Directive: Exactly reproduce all the records, keeping pictures out of the copy.

┄┄┄┄┄┄

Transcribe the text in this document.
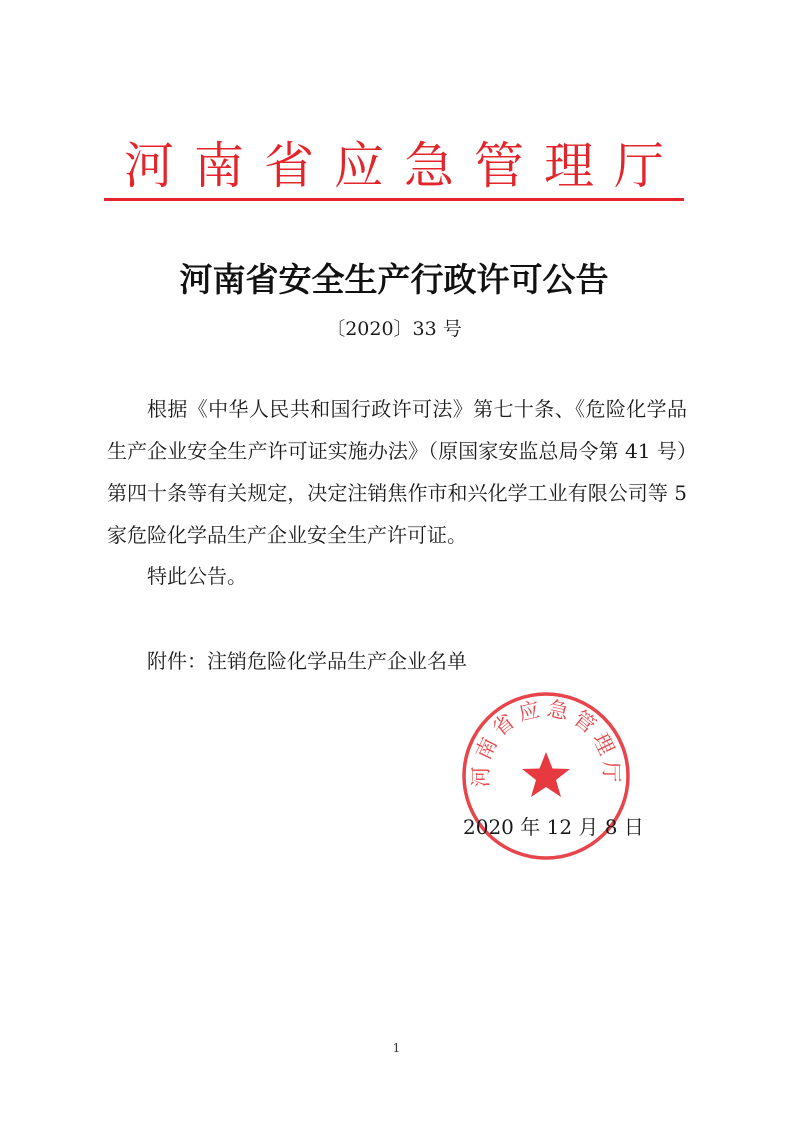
河南省应急管理厅
河南省安全生产行政许可公告
〔2020〕33 号

根据《中华人民共和国行政许可法》第七十条、《危险化学品生产企业安全生产许可证实施办法》（原国家安监总局令第 41 号）第四十条等有关规定，决定注销焦作市和兴化学工业有限公司等 5 家危险化学品生产企业安全生产许可证。

特此公告。
附件：注销危险化学品生产企业名单
河南省应急管理厅
2020 年 12 月 8 日
1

┄┄┄┄┄┄

Correct output:
Transcribe the text in this document.
河南省应急管理厅
河南省安全生产行政许可公告
〔2020〕33 号

根据《中华人民共和国行政许可法》第七十条、《危险化学品生产企业安全生产许可证实施办法》（原国家安监总局令第 41 号）第四十条等有关规定，决定注销焦作市和兴化学工业有限公司等 5 家危险化学品生产企业安全生产许可证。

特此公告。
附件：注销危险化学品生产企业名单
河南省应急管理厅
2020 年 12 月 8 日
1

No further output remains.